▸ **STATED GOAL**
Using the material below, copy every line where "Turbulator" appears.

[Records from a collection of figures]
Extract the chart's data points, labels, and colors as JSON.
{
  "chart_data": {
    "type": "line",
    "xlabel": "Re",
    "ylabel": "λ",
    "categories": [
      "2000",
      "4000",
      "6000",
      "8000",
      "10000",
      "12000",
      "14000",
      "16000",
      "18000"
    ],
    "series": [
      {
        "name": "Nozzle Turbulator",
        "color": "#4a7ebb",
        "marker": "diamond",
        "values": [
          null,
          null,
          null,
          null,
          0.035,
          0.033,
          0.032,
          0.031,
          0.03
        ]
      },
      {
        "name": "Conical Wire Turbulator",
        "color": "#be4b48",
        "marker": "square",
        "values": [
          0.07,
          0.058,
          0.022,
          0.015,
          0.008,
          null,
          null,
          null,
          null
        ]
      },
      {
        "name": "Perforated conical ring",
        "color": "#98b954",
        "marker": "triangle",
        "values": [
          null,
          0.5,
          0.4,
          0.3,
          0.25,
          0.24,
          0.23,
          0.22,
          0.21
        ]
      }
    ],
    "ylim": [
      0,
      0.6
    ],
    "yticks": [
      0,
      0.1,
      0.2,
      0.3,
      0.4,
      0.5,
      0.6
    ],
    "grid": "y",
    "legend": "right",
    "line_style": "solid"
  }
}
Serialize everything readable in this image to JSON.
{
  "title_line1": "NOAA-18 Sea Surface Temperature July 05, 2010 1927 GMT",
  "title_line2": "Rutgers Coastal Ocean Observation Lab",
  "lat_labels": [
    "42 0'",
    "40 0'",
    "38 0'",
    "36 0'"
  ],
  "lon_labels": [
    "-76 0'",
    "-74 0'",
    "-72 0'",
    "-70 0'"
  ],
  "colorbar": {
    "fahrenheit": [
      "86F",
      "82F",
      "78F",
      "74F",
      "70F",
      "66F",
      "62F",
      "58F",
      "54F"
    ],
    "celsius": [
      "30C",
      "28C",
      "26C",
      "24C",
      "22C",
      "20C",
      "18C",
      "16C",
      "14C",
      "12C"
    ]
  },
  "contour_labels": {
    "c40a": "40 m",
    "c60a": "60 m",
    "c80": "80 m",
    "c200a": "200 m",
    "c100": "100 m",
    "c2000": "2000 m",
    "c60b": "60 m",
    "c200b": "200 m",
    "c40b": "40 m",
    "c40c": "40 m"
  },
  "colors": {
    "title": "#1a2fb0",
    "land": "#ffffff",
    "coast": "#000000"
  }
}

▸ **FULL SOLUTION**
        "name": "Nozzle Turbulator",
        "name": "Conical Wire Turbulator",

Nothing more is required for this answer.